§ **Brief**
From the records below, copy every line that contains the word "title".

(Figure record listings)
::::

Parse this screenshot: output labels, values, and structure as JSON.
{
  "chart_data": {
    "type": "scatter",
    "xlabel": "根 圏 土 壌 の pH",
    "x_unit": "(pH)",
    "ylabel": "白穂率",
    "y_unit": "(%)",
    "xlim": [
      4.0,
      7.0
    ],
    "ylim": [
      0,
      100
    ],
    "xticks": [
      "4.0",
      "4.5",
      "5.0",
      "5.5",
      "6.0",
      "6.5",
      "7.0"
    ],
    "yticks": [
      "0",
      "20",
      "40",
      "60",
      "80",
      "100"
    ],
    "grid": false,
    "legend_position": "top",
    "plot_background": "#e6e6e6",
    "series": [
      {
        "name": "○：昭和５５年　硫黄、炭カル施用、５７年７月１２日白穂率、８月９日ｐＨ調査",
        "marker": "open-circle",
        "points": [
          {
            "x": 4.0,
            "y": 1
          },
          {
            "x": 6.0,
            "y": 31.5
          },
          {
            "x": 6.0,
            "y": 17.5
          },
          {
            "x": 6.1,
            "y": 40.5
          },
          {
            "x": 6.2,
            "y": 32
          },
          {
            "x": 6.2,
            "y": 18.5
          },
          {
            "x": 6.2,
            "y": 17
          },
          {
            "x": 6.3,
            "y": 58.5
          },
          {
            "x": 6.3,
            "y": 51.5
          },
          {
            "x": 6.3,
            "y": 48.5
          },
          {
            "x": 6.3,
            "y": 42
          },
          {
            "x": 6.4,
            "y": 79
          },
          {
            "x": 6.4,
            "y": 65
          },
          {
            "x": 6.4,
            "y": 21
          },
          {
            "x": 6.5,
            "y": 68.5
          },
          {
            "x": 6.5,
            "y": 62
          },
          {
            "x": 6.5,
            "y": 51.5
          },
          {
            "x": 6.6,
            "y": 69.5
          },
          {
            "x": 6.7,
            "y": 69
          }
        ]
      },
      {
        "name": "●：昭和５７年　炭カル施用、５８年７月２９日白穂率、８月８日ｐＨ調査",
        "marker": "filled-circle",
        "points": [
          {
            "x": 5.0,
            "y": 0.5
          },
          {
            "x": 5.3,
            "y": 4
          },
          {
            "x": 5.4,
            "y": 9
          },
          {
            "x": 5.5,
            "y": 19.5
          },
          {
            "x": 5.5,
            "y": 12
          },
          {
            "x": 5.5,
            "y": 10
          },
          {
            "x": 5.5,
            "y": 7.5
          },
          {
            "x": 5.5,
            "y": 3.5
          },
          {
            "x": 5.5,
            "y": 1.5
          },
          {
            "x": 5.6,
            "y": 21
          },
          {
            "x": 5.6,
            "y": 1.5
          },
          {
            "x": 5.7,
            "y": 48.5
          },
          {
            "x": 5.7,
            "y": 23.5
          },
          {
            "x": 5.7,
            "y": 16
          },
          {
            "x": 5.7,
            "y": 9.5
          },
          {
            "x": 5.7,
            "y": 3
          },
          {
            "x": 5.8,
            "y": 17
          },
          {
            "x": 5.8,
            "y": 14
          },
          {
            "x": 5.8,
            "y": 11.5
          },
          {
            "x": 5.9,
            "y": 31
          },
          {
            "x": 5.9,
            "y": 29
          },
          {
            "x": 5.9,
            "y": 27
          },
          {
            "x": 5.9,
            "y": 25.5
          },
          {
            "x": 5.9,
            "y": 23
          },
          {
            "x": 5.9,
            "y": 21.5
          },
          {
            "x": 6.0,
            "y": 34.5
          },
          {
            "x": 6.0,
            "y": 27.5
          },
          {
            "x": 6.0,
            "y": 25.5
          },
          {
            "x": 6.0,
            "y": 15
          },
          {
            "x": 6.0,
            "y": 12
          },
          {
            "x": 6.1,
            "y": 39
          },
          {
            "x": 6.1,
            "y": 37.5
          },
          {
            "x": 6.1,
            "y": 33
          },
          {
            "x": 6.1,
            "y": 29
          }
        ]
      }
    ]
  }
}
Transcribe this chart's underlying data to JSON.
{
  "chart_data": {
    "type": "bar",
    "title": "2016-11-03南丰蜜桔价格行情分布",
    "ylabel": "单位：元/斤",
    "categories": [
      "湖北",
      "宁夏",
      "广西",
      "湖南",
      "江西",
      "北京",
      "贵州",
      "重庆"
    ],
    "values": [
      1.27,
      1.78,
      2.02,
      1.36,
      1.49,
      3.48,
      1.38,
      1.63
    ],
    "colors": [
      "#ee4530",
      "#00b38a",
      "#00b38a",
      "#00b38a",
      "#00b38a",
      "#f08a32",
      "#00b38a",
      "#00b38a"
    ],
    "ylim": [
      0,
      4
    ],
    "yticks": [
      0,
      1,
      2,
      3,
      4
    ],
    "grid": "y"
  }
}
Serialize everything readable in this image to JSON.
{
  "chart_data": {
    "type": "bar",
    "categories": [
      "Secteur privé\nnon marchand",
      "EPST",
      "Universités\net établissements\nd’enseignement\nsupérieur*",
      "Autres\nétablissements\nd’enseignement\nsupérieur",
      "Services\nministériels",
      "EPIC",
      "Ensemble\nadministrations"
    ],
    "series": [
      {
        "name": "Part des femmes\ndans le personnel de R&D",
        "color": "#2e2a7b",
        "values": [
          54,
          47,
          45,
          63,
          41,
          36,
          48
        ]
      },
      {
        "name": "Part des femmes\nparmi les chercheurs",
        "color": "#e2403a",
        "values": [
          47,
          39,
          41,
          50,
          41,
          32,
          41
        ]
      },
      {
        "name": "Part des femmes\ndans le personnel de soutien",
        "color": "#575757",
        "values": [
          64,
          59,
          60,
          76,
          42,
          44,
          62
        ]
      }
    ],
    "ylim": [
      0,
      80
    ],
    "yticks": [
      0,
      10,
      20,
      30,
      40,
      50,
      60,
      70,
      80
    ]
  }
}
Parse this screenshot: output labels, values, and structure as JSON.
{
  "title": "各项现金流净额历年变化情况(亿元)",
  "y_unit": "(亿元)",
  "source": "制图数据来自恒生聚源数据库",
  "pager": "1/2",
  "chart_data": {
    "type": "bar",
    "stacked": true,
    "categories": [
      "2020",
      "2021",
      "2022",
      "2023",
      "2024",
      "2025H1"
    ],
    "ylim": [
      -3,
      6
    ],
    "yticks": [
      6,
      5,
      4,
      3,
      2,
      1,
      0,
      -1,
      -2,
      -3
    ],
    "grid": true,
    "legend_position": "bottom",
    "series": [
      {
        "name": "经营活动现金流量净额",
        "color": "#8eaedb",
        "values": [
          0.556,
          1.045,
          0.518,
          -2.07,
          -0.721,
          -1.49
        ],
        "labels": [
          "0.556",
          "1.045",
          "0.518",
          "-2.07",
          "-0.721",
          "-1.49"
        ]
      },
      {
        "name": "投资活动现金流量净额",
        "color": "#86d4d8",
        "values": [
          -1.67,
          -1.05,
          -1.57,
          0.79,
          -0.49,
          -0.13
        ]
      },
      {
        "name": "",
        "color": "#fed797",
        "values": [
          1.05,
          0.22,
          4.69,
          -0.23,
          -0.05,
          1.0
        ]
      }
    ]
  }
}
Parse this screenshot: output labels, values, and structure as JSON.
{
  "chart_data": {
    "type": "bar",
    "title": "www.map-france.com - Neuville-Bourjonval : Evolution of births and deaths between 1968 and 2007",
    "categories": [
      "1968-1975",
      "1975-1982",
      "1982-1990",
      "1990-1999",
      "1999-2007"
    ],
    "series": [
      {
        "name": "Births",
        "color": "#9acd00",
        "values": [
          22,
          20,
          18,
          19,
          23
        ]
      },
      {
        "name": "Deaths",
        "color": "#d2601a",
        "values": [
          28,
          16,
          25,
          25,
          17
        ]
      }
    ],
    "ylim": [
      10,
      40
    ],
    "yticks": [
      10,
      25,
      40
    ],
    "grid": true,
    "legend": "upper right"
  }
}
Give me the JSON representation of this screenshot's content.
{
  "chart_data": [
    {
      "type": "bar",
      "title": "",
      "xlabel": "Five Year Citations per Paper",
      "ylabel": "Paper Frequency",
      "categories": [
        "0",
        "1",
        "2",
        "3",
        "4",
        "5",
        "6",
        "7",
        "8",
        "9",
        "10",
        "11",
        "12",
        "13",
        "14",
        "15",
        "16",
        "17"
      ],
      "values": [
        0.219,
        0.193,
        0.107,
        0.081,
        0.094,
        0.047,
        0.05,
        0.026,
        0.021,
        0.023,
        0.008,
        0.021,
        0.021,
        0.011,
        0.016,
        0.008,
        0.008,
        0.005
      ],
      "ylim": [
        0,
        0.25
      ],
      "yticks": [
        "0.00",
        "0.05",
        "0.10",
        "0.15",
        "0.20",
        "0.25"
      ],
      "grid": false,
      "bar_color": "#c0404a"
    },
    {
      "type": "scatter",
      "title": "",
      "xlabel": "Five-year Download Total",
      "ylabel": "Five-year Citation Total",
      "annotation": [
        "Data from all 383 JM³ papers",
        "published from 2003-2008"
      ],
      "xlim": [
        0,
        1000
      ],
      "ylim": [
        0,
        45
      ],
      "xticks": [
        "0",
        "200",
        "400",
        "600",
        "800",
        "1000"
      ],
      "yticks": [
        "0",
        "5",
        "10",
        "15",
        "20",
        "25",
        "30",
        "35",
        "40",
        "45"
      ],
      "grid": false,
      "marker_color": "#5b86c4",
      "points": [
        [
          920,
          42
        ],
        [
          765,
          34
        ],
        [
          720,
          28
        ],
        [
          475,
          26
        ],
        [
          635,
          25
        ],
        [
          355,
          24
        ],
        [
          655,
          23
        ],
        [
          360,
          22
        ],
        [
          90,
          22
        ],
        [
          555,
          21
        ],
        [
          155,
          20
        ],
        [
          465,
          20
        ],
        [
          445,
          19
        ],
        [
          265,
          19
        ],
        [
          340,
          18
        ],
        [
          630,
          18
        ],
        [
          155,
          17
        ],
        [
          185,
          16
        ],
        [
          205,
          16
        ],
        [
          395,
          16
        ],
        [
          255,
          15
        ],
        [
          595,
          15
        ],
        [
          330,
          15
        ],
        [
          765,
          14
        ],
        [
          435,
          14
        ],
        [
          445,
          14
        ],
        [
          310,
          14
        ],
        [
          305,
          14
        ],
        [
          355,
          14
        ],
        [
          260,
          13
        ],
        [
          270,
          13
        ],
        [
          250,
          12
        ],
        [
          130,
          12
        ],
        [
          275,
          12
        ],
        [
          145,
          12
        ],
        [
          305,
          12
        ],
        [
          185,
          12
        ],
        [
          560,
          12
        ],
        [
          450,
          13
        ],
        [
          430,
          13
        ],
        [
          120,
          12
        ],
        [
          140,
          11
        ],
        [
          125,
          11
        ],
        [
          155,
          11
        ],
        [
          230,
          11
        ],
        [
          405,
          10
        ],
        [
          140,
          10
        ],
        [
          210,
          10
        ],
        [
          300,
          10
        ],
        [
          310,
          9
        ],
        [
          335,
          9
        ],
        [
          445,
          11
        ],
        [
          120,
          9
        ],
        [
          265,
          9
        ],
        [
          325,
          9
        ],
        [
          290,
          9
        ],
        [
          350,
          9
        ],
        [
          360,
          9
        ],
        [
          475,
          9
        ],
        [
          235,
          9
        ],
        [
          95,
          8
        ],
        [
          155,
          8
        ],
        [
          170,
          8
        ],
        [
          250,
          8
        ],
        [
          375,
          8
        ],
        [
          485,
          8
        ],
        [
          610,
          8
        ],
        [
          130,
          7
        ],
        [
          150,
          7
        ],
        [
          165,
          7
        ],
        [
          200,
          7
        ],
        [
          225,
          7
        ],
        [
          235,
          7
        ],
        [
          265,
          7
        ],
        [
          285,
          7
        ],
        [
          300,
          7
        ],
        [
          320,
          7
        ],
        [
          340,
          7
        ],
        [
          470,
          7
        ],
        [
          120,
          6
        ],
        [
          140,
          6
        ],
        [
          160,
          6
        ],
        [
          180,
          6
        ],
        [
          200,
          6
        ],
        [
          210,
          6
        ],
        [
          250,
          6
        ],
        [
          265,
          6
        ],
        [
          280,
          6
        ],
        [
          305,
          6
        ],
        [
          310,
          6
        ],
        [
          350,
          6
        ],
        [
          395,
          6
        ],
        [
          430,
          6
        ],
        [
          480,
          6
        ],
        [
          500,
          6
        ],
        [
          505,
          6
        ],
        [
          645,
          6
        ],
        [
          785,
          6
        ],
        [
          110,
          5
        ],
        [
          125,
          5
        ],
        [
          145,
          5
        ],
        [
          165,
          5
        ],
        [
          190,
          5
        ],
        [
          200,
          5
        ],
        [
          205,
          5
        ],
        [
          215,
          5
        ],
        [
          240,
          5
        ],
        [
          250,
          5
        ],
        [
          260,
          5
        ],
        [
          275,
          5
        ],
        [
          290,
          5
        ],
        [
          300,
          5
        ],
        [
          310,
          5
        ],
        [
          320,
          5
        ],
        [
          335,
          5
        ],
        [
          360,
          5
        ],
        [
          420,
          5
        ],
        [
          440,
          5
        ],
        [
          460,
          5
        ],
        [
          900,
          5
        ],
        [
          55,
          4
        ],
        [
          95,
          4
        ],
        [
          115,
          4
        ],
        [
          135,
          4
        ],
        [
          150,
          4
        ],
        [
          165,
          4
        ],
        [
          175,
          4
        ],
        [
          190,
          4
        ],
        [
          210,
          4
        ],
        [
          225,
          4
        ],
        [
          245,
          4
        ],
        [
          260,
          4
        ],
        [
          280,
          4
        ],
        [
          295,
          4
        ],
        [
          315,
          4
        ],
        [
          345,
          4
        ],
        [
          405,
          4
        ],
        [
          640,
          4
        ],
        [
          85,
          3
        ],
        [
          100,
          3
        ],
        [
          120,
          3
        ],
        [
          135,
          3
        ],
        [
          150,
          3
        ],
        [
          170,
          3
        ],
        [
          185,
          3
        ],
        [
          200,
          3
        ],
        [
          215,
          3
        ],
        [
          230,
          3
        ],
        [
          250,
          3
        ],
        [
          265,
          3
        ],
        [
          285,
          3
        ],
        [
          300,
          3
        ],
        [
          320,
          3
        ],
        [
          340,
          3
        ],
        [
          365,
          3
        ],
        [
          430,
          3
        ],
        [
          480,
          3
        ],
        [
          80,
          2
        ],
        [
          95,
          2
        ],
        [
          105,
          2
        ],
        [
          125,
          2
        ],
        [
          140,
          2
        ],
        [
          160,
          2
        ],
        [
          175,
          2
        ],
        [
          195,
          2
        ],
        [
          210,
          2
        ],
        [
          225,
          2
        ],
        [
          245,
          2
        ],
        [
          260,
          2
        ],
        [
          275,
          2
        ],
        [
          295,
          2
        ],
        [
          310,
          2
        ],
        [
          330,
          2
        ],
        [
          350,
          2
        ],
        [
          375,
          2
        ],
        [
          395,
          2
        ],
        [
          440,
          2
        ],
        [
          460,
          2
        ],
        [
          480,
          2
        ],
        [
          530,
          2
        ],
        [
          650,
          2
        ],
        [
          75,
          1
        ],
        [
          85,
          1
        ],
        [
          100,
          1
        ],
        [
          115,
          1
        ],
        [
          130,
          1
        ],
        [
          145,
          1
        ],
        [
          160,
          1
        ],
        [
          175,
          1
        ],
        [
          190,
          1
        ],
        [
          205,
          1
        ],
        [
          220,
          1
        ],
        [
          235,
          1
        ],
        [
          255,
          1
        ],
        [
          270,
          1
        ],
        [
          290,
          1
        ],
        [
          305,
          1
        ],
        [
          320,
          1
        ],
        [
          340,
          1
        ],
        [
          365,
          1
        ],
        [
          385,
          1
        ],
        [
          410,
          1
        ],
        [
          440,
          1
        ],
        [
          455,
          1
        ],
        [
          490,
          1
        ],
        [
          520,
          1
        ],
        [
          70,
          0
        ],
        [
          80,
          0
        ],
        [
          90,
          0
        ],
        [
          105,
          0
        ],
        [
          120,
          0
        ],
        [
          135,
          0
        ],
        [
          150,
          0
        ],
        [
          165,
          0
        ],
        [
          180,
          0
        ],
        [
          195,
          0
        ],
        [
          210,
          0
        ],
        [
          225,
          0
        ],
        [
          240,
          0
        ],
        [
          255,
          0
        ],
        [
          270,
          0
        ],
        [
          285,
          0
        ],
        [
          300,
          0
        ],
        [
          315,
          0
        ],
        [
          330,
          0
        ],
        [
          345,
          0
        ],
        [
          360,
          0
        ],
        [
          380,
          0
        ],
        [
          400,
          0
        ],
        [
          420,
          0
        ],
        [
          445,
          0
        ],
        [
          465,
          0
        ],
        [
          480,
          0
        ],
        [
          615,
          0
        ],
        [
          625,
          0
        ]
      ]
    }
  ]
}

::::

§ **Result**
    "title": "2016-11-03南丰蜜桔价格行情分布",
  "title": "各项现金流净额历年变化情况(亿元)",
    "title": "www.map-france.com - Neuville-Bourjonval : Evolution of births and deaths between 1968 and 2007",
      "title": "",
      "title": "",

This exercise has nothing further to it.